TASK:
Return the listing exactly as it appears, from its first line through the line that contains "survey-question: EPRIB, tested", with both of those lines included.

DATA FOR PROCESSING:

══════════════════════════════

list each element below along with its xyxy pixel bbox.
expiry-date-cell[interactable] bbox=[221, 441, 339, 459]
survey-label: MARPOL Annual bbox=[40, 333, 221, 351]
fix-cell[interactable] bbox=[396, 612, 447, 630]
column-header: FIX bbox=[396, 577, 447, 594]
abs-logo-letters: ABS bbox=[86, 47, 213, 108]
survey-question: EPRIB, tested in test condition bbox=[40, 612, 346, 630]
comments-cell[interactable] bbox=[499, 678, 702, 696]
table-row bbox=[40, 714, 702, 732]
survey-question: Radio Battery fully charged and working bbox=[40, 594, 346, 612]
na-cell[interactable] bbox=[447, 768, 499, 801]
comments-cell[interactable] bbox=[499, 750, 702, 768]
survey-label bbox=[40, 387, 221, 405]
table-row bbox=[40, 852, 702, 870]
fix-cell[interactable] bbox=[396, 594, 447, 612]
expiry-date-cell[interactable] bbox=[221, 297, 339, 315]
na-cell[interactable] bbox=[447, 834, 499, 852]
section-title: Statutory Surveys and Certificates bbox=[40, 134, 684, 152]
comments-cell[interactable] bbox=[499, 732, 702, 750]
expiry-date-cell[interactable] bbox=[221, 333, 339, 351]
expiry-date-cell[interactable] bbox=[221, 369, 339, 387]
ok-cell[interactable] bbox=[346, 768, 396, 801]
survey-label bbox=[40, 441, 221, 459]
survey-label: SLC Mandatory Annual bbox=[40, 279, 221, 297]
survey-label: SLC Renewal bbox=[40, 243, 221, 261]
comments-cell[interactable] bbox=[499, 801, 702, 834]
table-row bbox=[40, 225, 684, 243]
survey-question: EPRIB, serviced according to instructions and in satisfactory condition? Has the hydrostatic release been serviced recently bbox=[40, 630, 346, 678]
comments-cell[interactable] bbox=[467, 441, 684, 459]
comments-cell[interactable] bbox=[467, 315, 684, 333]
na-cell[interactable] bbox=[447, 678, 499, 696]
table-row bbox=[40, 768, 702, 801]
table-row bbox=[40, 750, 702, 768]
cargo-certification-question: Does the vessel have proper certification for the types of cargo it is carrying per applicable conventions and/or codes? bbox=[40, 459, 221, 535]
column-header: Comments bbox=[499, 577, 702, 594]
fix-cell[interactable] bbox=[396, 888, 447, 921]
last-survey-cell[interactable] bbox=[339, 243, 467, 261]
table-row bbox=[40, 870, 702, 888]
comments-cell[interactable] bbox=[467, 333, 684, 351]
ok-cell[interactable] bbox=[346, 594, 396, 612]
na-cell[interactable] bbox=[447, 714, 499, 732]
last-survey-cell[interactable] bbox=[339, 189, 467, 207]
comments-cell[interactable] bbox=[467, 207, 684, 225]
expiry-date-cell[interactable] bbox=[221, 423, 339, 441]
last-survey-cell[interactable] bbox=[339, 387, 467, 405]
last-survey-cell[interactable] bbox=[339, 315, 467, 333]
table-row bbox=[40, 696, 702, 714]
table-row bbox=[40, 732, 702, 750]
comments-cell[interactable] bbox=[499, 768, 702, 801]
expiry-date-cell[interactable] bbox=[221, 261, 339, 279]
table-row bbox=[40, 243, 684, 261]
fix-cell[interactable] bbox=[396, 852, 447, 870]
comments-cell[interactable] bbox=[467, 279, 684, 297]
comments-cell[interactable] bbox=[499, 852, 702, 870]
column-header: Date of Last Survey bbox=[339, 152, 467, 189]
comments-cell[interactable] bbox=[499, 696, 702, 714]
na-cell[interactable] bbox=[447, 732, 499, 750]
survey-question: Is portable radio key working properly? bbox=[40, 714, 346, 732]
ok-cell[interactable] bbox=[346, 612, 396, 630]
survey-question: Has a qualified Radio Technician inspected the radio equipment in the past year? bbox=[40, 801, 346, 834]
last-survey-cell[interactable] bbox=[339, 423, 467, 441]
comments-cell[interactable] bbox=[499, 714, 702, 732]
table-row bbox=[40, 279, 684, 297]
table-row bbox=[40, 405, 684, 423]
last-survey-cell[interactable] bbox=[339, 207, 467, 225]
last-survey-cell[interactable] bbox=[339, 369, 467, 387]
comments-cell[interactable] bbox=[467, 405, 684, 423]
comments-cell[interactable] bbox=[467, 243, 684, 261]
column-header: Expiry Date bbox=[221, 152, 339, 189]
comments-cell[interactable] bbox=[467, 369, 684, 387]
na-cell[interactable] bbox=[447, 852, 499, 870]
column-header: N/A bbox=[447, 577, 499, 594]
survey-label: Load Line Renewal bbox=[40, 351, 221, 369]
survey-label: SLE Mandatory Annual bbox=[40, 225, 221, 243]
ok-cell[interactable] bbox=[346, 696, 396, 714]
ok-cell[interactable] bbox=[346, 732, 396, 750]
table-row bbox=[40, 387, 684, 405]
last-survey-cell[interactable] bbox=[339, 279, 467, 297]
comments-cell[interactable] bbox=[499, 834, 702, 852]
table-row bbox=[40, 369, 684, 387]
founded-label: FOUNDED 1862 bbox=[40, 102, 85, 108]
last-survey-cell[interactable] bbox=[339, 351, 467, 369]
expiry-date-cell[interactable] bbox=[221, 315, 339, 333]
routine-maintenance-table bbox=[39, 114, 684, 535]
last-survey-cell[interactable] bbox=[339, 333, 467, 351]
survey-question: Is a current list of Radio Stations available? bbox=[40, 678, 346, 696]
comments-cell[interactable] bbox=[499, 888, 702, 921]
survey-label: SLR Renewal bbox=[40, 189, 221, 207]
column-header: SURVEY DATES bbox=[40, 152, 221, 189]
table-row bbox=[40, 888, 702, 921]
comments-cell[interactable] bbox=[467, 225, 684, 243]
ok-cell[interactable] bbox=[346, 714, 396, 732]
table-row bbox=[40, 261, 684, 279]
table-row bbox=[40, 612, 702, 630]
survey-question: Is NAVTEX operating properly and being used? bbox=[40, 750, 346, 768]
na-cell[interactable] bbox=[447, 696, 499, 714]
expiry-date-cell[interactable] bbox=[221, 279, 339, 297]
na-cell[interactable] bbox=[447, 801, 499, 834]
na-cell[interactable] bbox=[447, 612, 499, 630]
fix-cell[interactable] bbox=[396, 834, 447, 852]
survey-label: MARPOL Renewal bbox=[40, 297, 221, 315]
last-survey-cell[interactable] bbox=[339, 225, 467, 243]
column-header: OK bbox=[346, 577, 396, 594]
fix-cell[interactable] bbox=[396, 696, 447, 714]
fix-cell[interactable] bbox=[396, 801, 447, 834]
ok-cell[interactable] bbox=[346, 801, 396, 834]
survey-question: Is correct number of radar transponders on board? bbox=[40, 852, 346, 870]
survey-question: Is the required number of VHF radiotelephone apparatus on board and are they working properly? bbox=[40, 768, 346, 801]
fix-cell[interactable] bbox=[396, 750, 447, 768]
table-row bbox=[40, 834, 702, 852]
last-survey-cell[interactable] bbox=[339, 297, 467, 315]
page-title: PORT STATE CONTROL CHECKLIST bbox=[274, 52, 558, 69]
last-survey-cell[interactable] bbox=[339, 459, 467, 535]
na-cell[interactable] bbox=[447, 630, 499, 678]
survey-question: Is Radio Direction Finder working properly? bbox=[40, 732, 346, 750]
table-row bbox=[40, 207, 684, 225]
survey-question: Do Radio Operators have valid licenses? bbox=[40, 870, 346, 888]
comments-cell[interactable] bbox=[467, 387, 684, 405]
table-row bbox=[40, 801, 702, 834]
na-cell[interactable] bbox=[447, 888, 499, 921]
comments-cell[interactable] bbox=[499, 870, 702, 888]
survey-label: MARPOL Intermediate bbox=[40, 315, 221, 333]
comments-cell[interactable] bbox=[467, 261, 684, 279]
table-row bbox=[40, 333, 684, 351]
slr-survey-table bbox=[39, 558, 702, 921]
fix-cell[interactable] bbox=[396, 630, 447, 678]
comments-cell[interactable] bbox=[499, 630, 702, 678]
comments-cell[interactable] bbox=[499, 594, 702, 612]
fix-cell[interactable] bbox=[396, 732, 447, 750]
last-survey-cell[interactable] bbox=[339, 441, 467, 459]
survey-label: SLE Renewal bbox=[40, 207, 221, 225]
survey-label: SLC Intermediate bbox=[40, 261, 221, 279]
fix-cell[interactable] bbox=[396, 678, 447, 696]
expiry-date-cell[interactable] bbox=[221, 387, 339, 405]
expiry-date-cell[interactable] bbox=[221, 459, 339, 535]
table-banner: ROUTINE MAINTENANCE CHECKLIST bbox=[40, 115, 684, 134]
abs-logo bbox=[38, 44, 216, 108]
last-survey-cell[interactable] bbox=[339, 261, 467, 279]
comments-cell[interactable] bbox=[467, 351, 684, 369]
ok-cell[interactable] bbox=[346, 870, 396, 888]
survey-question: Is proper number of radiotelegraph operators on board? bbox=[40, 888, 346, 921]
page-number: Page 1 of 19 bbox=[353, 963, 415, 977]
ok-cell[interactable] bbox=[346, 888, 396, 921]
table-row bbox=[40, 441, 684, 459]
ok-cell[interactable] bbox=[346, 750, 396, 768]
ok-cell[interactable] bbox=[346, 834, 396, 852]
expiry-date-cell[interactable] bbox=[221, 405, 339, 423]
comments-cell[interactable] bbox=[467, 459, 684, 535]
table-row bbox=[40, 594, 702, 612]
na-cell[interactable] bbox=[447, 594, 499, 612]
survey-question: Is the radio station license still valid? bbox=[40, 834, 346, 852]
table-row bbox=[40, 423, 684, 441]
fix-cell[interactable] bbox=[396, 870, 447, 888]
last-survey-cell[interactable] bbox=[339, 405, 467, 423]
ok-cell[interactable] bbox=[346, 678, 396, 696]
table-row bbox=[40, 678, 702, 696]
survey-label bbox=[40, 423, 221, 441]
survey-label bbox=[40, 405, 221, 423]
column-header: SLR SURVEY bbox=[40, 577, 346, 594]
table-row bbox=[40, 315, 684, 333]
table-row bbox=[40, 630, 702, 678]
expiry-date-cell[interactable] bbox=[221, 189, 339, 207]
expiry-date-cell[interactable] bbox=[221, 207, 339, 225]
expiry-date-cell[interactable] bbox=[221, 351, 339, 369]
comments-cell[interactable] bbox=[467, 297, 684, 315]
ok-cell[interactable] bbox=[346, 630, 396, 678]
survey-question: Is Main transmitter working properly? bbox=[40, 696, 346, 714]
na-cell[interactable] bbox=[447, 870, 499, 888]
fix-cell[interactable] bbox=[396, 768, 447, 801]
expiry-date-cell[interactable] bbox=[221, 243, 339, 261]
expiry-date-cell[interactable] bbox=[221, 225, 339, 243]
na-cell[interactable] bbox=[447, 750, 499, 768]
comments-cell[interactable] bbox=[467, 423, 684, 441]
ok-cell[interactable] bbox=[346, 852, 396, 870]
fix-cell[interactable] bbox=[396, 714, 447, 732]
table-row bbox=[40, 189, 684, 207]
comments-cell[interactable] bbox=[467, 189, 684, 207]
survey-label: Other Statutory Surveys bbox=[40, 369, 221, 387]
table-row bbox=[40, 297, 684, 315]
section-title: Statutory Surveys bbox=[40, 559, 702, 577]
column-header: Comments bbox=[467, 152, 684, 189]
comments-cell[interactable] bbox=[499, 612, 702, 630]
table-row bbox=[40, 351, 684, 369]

══════════════════════════════

EXERCISE RESPONSE:
list each element below along with its xyxy pixel bbox.
expiry-date-cell[interactable] bbox=[221, 441, 339, 459]
survey-label: MARPOL Annual bbox=[40, 333, 221, 351]
fix-cell[interactable] bbox=[396, 612, 447, 630]
column-header: FIX bbox=[396, 577, 447, 594]
abs-logo-letters: ABS bbox=[86, 47, 213, 108]
survey-question: EPRIB, tested in test condition bbox=[40, 612, 346, 630]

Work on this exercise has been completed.